Task instructions. Every record should be repeated exactly, except that pictures are left out.

Recorded data.

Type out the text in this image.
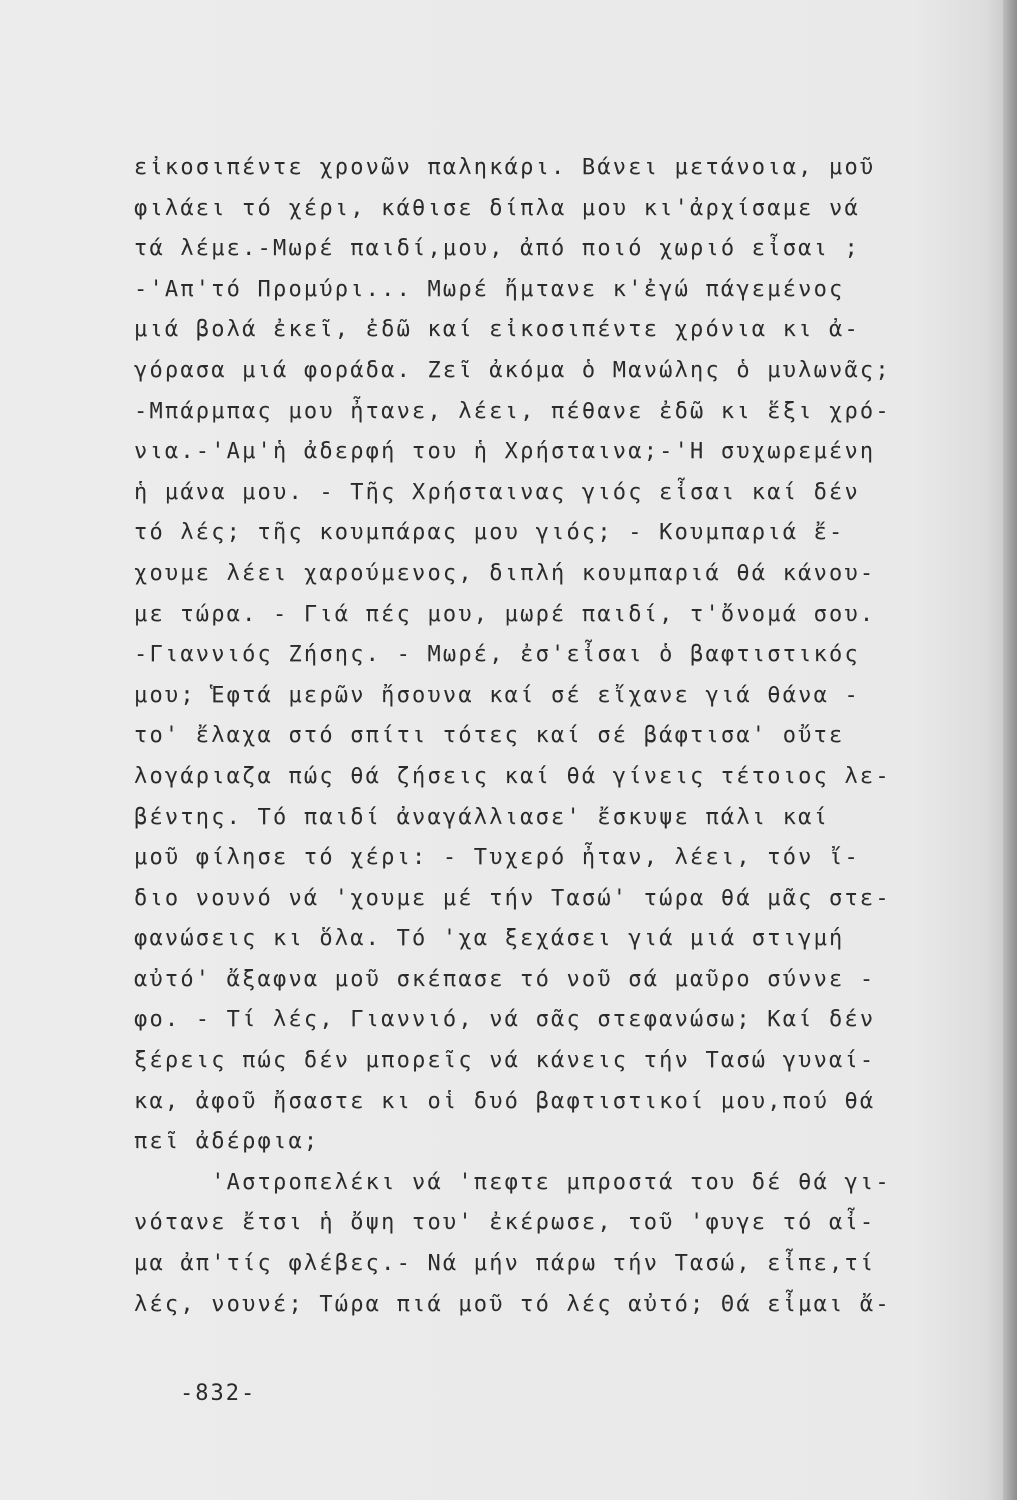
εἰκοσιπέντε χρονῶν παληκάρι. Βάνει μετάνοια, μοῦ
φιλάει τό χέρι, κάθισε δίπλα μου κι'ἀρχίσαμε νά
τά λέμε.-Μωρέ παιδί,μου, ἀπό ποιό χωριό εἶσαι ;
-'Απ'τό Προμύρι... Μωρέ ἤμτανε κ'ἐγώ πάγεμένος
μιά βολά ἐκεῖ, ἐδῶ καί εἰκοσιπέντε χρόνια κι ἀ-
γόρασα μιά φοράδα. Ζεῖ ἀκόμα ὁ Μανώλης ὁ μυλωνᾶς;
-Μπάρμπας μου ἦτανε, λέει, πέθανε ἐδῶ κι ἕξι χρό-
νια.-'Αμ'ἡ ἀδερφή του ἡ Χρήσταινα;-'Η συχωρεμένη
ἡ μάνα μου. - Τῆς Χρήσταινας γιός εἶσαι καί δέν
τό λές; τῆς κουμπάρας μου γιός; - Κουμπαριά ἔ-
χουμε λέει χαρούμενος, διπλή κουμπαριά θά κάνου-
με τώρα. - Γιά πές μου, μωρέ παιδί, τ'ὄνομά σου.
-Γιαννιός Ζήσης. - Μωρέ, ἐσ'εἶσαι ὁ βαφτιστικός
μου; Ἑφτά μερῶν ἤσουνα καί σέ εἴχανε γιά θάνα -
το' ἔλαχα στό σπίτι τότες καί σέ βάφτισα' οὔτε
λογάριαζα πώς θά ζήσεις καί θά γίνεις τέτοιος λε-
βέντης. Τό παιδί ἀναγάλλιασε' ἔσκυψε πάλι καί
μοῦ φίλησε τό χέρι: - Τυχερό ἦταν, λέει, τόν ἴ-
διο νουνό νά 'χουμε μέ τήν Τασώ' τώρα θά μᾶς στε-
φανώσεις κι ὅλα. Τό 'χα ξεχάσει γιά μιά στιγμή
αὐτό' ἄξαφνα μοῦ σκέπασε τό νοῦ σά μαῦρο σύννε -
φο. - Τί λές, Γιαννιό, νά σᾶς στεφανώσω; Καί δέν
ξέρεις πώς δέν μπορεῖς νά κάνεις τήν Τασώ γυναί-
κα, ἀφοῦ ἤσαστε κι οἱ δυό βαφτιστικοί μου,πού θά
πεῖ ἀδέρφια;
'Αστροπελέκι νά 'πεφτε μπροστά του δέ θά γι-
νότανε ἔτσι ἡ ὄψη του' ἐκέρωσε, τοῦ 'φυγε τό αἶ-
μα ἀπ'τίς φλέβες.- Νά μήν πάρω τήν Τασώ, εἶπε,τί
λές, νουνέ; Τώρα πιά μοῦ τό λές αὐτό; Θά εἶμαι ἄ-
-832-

Answer to the exercise.
Type out the text in this image.
εἰκοσιπέντε χρονῶν παληκάρι. Βάνει μετάνοια, μοῦ
φιλάει τό χέρι, κάθισε δίπλα μου κι'ἀρχίσαμε νά
τά λέμε.-Μωρέ παιδί,μου, ἀπό ποιό χωριό εἶσαι ;
-'Απ'τό Προμύρι... Μωρέ ἤμτανε κ'ἐγώ πάγεμένος
μιά βολά ἐκεῖ, ἐδῶ καί εἰκοσιπέντε χρόνια κι ἀ-
γόρασα μιά φοράδα. Ζεῖ ἀκόμα ὁ Μανώλης ὁ μυλωνᾶς;
-Μπάρμπας μου ἦτανε, λέει, πέθανε ἐδῶ κι ἕξι χρό-
νια.-'Αμ'ἡ ἀδερφή του ἡ Χρήσταινα;-'Η συχωρεμένη
ἡ μάνα μου. - Τῆς Χρήσταινας γιός εἶσαι καί δέν
τό λές; τῆς κουμπάρας μου γιός; - Κουμπαριά ἔ-
χουμε λέει χαρούμενος, διπλή κουμπαριά θά κάνου-
με τώρα. - Γιά πές μου, μωρέ παιδί, τ'ὄνομά σου.
-Γιαννιός Ζήσης. - Μωρέ, ἐσ'εἶσαι ὁ βαφτιστικός
μου; Ἑφτά μερῶν ἤσουνα καί σέ εἴχανε γιά θάνα -
το' ἔλαχα στό σπίτι τότες καί σέ βάφτισα' οὔτε
λογάριαζα πώς θά ζήσεις καί θά γίνεις τέτοιος λε-
βέντης. Τό παιδί ἀναγάλλιασε' ἔσκυψε πάλι καί
μοῦ φίλησε τό χέρι: - Τυχερό ἦταν, λέει, τόν ἴ-
διο νουνό νά 'χουμε μέ τήν Τασώ' τώρα θά μᾶς στε-
φανώσεις κι ὅλα. Τό 'χα ξεχάσει γιά μιά στιγμή
αὐτό' ἄξαφνα μοῦ σκέπασε τό νοῦ σά μαῦρο σύννε -
φο. - Τί λές, Γιαννιό, νά σᾶς στεφανώσω; Καί δέν
ξέρεις πώς δέν μπορεῖς νά κάνεις τήν Τασώ γυναί-
κα, ἀφοῦ ἤσαστε κι οἱ δυό βαφτιστικοί μου,πού θά
πεῖ ἀδέρφια;
'Αστροπελέκι νά 'πεφτε μπροστά του δέ θά γι-
νότανε ἔτσι ἡ ὄψη του' ἐκέρωσε, τοῦ 'φυγε τό αἶ-
μα ἀπ'τίς φλέβες.- Νά μήν πάρω τήν Τασώ, εἶπε,τί
λές, νουνέ; Τώρα πιά μοῦ τό λές αὐτό; Θά εἶμαι ἄ-
-832-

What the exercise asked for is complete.